Dataset records
-- Begin --

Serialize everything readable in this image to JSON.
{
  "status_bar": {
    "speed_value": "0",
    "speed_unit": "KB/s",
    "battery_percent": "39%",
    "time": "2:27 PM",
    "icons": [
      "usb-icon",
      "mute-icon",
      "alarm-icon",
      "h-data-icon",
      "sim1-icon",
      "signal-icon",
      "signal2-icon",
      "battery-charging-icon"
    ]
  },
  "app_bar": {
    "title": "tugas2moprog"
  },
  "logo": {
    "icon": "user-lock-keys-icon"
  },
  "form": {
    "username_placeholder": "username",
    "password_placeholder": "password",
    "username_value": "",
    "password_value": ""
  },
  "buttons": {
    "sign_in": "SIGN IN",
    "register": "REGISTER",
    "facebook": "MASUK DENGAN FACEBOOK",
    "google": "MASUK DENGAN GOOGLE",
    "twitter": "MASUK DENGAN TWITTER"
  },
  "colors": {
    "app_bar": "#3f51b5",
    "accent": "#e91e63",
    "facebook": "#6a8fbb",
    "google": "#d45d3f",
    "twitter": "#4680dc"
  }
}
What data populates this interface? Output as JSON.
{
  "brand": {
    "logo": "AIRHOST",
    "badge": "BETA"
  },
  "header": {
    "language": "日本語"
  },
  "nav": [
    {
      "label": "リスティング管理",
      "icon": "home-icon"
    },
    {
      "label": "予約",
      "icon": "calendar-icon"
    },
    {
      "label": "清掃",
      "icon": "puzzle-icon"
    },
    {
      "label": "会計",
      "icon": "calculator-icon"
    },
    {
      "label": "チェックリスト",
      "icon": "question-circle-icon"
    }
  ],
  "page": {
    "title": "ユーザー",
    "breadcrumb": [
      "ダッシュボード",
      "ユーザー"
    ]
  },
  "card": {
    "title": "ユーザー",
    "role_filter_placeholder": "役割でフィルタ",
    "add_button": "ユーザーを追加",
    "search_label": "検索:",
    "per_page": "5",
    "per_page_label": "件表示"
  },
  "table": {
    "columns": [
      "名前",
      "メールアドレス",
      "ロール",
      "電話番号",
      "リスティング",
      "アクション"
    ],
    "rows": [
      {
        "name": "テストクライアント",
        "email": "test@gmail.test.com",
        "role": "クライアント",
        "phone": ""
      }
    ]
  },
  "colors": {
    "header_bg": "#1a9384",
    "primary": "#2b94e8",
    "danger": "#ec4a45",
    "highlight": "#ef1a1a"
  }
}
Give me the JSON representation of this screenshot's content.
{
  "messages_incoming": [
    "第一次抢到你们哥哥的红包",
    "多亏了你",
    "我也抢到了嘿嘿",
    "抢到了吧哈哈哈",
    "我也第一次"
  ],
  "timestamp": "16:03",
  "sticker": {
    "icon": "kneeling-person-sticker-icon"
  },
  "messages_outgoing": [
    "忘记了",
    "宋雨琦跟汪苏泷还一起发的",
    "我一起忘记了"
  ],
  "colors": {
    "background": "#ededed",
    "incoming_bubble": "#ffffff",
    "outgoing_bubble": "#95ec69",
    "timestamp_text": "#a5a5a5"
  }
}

-- End --

(What is required): Find the lines above that include the string "twitter" and copy them.

(Task answer):
    "twitter": "MASUK DENGAN TWITTER"
    "twitter": "#4680dc"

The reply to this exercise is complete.